SET EXERCISE. Scan the records and identify every line in which the string "Mean" occurs, then return those lines.

[Entries from a dataset]
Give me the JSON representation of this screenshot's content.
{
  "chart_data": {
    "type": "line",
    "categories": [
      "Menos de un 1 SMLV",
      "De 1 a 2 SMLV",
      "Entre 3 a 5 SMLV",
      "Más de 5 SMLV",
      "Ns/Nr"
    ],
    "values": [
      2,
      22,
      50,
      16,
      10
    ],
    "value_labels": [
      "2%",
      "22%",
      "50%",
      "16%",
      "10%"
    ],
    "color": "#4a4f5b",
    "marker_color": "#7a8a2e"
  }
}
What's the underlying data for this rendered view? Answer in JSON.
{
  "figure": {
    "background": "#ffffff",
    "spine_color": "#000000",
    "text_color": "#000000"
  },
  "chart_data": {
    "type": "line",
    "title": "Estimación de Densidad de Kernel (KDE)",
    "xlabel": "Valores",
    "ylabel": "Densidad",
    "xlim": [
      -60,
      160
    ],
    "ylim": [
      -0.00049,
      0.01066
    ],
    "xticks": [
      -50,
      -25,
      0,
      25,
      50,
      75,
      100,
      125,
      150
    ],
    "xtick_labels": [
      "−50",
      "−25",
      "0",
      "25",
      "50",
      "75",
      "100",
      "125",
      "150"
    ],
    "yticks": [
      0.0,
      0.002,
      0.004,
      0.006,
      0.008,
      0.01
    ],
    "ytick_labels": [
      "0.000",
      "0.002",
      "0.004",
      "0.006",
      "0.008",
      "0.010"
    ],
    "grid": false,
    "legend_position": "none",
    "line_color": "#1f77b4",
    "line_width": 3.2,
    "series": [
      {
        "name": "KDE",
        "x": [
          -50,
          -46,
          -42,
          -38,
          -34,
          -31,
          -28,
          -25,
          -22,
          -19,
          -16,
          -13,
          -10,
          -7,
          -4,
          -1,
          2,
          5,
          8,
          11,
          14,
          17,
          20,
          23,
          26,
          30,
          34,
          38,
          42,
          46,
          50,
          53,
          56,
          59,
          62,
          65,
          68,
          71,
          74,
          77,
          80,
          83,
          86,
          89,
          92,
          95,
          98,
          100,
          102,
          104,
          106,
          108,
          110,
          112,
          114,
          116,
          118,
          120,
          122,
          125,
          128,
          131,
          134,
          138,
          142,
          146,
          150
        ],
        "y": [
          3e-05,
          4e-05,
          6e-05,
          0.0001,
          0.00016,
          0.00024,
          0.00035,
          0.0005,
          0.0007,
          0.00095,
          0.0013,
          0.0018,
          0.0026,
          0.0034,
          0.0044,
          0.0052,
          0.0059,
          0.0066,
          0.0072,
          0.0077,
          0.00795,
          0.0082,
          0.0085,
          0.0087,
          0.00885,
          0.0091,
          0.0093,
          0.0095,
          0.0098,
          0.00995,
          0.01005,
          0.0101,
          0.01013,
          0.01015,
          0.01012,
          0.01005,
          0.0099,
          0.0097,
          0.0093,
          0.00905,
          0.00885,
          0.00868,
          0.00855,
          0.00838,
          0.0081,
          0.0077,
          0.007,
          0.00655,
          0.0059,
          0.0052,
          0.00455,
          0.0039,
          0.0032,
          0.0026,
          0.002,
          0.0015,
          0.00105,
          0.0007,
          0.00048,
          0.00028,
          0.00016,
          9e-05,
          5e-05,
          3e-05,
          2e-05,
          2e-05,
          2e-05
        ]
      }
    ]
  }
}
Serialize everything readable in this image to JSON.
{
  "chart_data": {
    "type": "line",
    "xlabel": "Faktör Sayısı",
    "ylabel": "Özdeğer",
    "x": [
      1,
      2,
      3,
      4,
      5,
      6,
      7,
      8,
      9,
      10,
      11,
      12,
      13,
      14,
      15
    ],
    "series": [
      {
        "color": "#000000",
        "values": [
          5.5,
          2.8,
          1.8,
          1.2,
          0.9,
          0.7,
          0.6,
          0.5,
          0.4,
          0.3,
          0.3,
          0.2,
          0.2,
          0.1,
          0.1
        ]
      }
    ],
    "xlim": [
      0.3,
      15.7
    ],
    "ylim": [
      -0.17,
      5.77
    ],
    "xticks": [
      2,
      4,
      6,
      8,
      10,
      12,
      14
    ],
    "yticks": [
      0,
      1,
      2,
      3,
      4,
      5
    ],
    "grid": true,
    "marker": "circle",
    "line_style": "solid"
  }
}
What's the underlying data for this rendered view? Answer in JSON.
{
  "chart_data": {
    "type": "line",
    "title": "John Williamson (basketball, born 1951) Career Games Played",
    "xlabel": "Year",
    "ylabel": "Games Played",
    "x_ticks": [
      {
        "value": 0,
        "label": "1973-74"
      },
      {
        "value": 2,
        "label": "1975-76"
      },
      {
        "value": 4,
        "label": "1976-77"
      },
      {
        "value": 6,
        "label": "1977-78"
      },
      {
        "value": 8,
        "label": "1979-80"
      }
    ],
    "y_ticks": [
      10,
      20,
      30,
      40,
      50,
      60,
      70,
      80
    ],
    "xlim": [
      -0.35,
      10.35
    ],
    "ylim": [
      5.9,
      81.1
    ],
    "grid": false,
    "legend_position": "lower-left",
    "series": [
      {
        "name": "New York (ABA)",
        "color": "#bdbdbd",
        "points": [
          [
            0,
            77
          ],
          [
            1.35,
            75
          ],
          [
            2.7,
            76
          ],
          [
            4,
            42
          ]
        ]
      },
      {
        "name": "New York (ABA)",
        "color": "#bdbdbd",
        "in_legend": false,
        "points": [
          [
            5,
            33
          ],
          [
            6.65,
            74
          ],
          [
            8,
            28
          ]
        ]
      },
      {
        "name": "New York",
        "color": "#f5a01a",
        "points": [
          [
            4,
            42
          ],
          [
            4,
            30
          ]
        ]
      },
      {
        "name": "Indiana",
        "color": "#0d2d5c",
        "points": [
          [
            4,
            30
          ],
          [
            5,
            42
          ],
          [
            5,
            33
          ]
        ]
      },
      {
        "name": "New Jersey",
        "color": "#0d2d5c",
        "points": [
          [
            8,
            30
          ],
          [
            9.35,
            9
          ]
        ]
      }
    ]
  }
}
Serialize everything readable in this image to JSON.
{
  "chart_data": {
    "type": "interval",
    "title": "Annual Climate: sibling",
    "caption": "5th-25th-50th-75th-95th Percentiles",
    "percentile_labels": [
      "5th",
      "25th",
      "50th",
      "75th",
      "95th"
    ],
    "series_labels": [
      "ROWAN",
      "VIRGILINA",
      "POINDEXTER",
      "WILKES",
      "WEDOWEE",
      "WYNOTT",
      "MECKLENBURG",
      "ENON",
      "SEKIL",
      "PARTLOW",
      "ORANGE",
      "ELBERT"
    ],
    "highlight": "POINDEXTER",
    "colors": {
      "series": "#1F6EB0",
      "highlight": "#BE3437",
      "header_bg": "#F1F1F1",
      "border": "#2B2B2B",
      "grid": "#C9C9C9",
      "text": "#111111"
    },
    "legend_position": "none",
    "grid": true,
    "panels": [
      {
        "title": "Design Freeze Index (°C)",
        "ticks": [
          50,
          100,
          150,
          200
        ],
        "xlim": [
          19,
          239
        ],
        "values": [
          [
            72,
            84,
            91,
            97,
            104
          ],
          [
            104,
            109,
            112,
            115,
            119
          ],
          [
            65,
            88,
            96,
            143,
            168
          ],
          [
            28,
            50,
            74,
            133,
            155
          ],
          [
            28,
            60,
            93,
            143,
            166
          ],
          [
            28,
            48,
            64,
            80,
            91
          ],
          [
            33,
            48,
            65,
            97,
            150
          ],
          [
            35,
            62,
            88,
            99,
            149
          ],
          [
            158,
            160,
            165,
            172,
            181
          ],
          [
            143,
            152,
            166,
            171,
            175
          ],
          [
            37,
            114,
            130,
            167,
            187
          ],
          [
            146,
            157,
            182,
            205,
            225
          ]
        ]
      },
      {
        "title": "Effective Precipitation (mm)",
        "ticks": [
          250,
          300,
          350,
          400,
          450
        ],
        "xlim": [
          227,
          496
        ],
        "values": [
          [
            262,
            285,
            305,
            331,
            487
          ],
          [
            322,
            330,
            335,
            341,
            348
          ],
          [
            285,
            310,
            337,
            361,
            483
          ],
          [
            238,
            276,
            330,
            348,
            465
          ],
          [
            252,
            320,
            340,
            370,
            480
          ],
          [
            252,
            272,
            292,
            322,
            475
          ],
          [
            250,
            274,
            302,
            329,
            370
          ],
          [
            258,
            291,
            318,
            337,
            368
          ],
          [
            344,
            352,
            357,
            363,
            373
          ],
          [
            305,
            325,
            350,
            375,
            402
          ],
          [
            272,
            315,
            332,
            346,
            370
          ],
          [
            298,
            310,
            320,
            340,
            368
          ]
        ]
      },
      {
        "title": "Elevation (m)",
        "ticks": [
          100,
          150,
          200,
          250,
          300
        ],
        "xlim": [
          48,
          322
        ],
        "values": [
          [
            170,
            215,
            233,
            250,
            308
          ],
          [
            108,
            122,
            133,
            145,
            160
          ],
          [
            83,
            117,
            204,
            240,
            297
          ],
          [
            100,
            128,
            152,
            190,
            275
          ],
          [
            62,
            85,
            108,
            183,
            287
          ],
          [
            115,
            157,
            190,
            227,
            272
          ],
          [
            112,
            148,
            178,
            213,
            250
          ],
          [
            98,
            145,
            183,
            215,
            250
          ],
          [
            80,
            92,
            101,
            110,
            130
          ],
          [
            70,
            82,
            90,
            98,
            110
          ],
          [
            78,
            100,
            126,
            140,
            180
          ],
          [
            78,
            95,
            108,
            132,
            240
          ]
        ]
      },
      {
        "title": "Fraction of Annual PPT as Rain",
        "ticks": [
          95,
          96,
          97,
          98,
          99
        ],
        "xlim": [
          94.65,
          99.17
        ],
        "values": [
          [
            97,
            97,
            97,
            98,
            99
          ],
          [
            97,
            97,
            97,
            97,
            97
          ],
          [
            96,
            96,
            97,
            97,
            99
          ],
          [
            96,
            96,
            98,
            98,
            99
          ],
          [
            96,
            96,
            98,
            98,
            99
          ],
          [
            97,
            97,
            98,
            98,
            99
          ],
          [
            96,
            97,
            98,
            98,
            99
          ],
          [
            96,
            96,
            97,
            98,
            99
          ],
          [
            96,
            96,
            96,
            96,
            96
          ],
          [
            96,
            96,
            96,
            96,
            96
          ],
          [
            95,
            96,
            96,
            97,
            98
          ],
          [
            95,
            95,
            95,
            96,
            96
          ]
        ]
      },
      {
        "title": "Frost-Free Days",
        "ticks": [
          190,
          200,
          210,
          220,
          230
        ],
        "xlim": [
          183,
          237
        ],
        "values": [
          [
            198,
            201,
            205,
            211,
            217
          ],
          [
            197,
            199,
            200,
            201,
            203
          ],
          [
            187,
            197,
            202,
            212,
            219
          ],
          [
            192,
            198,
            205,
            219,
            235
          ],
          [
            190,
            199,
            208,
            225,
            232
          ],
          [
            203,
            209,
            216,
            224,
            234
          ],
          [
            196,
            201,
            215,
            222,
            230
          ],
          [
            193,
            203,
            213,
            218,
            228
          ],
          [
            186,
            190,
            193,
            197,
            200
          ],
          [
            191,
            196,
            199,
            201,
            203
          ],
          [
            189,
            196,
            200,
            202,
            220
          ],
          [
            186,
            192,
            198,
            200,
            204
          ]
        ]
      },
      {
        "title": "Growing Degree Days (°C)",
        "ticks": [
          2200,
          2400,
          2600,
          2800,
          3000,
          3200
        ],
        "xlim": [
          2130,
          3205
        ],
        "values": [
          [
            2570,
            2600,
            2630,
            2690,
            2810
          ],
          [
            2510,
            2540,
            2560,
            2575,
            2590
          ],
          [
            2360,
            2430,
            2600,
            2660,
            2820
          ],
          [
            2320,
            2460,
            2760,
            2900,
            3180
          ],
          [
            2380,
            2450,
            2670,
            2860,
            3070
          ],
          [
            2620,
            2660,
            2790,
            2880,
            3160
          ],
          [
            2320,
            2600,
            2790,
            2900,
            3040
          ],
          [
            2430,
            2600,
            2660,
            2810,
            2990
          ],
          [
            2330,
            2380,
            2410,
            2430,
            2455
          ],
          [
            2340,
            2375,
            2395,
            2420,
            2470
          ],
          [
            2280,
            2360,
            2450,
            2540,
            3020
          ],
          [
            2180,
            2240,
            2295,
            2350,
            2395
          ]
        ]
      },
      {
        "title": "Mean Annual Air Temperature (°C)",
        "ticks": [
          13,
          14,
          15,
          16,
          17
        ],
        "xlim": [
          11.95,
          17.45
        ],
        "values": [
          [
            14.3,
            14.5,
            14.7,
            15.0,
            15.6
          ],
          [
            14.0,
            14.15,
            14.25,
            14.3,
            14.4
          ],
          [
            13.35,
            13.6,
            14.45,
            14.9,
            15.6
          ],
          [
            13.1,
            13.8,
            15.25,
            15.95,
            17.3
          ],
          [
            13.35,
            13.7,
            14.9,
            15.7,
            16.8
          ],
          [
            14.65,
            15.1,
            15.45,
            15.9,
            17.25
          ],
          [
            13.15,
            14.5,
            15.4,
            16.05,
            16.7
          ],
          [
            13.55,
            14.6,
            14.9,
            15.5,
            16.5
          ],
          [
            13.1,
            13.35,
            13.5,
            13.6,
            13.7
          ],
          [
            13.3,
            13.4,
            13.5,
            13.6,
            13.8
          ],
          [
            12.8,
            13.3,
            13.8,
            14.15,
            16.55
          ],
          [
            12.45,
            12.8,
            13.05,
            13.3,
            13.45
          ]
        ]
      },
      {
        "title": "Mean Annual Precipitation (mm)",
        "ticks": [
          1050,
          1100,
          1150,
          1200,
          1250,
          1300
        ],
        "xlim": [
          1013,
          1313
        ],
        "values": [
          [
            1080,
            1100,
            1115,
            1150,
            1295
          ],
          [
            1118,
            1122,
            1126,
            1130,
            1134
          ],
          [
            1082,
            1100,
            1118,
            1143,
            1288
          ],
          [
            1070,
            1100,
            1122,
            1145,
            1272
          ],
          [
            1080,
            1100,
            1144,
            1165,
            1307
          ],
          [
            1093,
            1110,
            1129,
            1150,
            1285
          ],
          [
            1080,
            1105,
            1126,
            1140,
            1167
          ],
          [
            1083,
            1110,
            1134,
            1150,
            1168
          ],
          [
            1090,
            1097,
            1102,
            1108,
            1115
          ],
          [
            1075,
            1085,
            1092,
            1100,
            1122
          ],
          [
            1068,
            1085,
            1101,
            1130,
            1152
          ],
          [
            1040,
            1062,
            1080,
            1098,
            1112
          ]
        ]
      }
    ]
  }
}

RESULT OF THIS TASK.
        "title": "Mean Annual Air Temperature (°C)",
        "title": "Mean Annual Precipitation (mm)",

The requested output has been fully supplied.